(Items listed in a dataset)
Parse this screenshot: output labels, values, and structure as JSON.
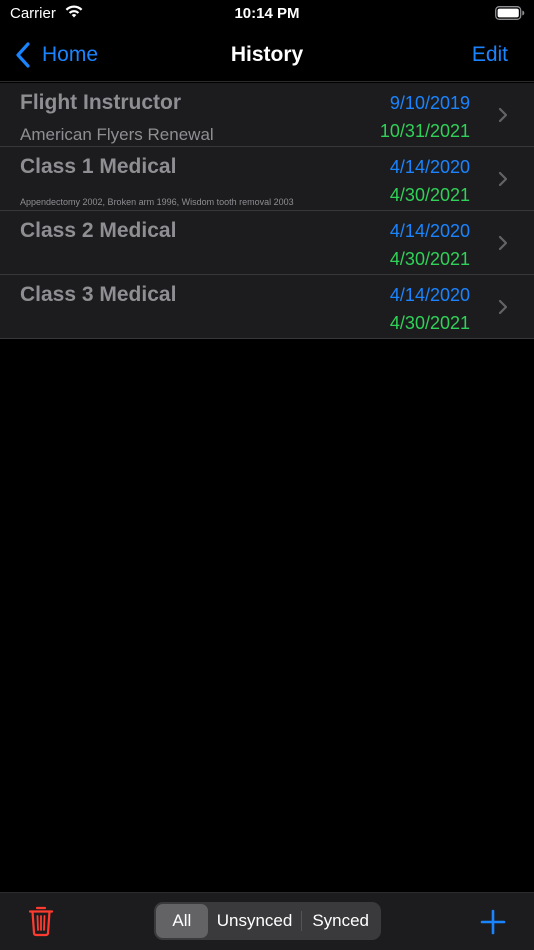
{
  "status_bar": {
    "carrier": "Carrier",
    "time": "10:14 PM",
    "icons": [
      "wifi-icon",
      "battery-icon"
    ]
  },
  "nav": {
    "back_label": "Home",
    "title": "History",
    "edit_label": "Edit"
  },
  "rows": [
    {
      "title": "Flight Instructor",
      "subtitle": "American Flyers Renewal",
      "date_top": "9/10/2019",
      "date_bottom": "10/31/2021"
    },
    {
      "title": "Class 1 Medical",
      "subtitle": "Appendectomy 2002, Broken arm 1996, Wisdom tooth removal 2003",
      "date_top": "4/14/2020",
      "date_bottom": "4/30/2021"
    },
    {
      "title": "Class 2 Medical",
      "subtitle": "",
      "date_top": "4/14/2020",
      "date_bottom": "4/30/2021"
    },
    {
      "title": "Class 3 Medical",
      "subtitle": "",
      "date_top": "4/14/2020",
      "date_bottom": "4/30/2021"
    }
  ],
  "toolbar": {
    "segments": [
      "All",
      "Unsynced",
      "Synced"
    ],
    "selected_segment": "All",
    "icons": [
      "trash-icon",
      "plus-icon"
    ]
  },
  "colors": {
    "accent": "#1a84ff",
    "date_top": "#1a84ff",
    "date_bottom": "#30d158",
    "trash": "#ff3b30",
    "row_text": "#8e8e93"
  }
}
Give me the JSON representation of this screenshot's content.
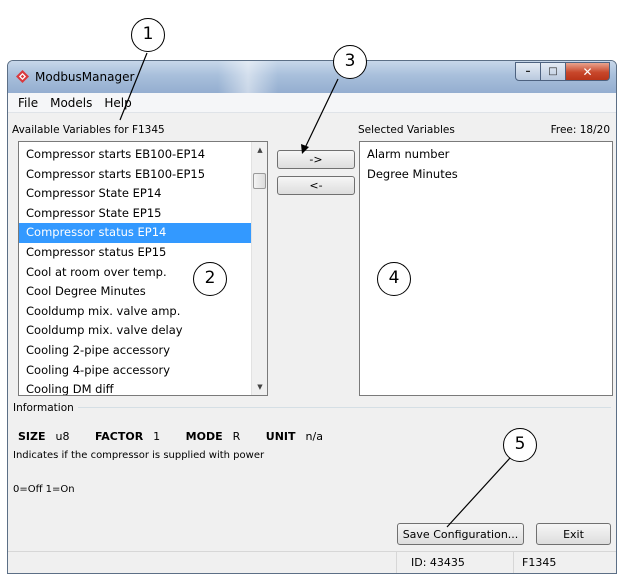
{
  "window": {
    "title": "ModbusManager",
    "controls": {
      "minimize": "–",
      "maximize": "□",
      "close": "✕"
    }
  },
  "menu": {
    "items": [
      "File",
      "Models",
      "Help"
    ]
  },
  "available": {
    "label": "Available Variables for F1345",
    "items": [
      "Compressor starts EB100-EP14",
      "Compressor starts EB100-EP15",
      "Compressor State EP14",
      "Compressor State EP15",
      "Compressor status EP14",
      "Compressor status EP15",
      "Cool at room over temp.",
      "Cool Degree Minutes",
      "Cooldump mix. valve amp.",
      "Cooldump mix. valve delay",
      "Cooling 2-pipe accessory",
      "Cooling 4-pipe accessory",
      "Cooling DM diff"
    ],
    "selected_item": "Compressor status EP14"
  },
  "transfer": {
    "add_label": "->",
    "remove_label": "<-"
  },
  "selected": {
    "label": "Selected Variables",
    "free": "Free: 18/20",
    "items": [
      "Alarm number",
      "Degree Minutes"
    ]
  },
  "info": {
    "legend": "Information",
    "size_label": "SIZE",
    "size_value": "u8",
    "factor_label": "FACTOR",
    "factor_value": "1",
    "mode_label": "MODE",
    "mode_value": "R",
    "unit_label": "UNIT",
    "unit_value": "n/a",
    "description": "Indicates if the compressor is supplied with power",
    "values": "0=Off 1=On"
  },
  "actions": {
    "save_label": "Save Configuration...",
    "exit_label": "Exit"
  },
  "status": {
    "id": "ID: 43435",
    "model": "F1345"
  },
  "callouts": [
    "1",
    "2",
    "3",
    "4",
    "5"
  ],
  "colors": {
    "selection": "#3399ff",
    "close_button": "#c8472b",
    "icon": "#d9393e"
  }
}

(Requirement)
Reproduce each record from above exactly; pictures do not belong in the copy.

(The output)
Parse this screenshot: output labels, values, and structure as JSON.
{
  "status_bar": {
    "carrier": "Carrier",
    "time": "10:14 PM",
    "icons": [
      "wifi-icon",
      "battery-icon"
    ]
  },
  "nav": {
    "back_label": "Home",
    "title": "History",
    "edit_label": "Edit"
  },
  "rows": [
    {
      "title": "Flight Instructor",
      "subtitle": "American Flyers Renewal",
      "date_top": "9/10/2019",
      "date_bottom": "10/31/2021"
    },
    {
      "title": "Class 1 Medical",
      "subtitle": "Appendectomy 2002, Broken arm 1996, Wisdom tooth removal 2003",
      "date_top": "4/14/2020",
      "date_bottom": "4/30/2021"
    },
    {
      "title": "Class 2 Medical",
      "subtitle": "",
      "date_top": "4/14/2020",
      "date_bottom": "4/30/2021"
    },
    {
      "title": "Class 3 Medical",
      "subtitle": "",
      "date_top": "4/14/2020",
      "date_bottom": "4/30/2021"
    }
  ],
  "toolbar": {
    "segments": [
      "All",
      "Unsynced",
      "Synced"
    ],
    "selected_segment": "All",
    "icons": [
      "trash-icon",
      "plus-icon"
    ]
  },
  "colors": {
    "accent": "#1a84ff",
    "date_top": "#1a84ff",
    "date_bottom": "#30d158",
    "trash": "#ff3b30",
    "row_text": "#8e8e93"
  }
}
Give me the JSON representation of this screenshot's content.
{
  "window": {
    "title": "ModbusManager",
    "controls": {
      "minimize": "–",
      "maximize": "□",
      "close": "✕"
    }
  },
  "menu": {
    "items": [
      "File",
      "Models",
      "Help"
    ]
  },
  "available": {
    "label": "Available Variables for F1345",
    "items": [
      "Compressor starts EB100-EP14",
      "Compressor starts EB100-EP15",
      "Compressor State EP14",
      "Compressor State EP15",
      "Compressor status EP14",
      "Compressor status EP15",
      "Cool at room over temp.",
      "Cool Degree Minutes",
      "Cooldump mix. valve amp.",
      "Cooldump mix. valve delay",
      "Cooling 2-pipe accessory",
      "Cooling 4-pipe accessory",
      "Cooling DM diff"
    ],
    "selected_item": "Compressor status EP14"
  },
  "transfer": {
    "add_label": "->",
    "remove_label": "<-"
  },
  "selected": {
    "label": "Selected Variables",
    "free": "Free: 18/20",
    "items": [
      "Alarm number",
      "Degree Minutes"
    ]
  },
  "info": {
    "legend": "Information",
    "size_label": "SIZE",
    "size_value": "u8",
    "factor_label": "FACTOR",
    "factor_value": "1",
    "mode_label": "MODE",
    "mode_value": "R",
    "unit_label": "UNIT",
    "unit_value": "n/a",
    "description": "Indicates if the compressor is supplied with power",
    "values": "0=Off 1=On"
  },
  "actions": {
    "save_label": "Save Configuration...",
    "exit_label": "Exit"
  },
  "status": {
    "id": "ID: 43435",
    "model": "F1345"
  },
  "callouts": [
    "1",
    "2",
    "3",
    "4",
    "5"
  ],
  "colors": {
    "selection": "#3399ff",
    "close_button": "#c8472b",
    "icon": "#d9393e"
  }
}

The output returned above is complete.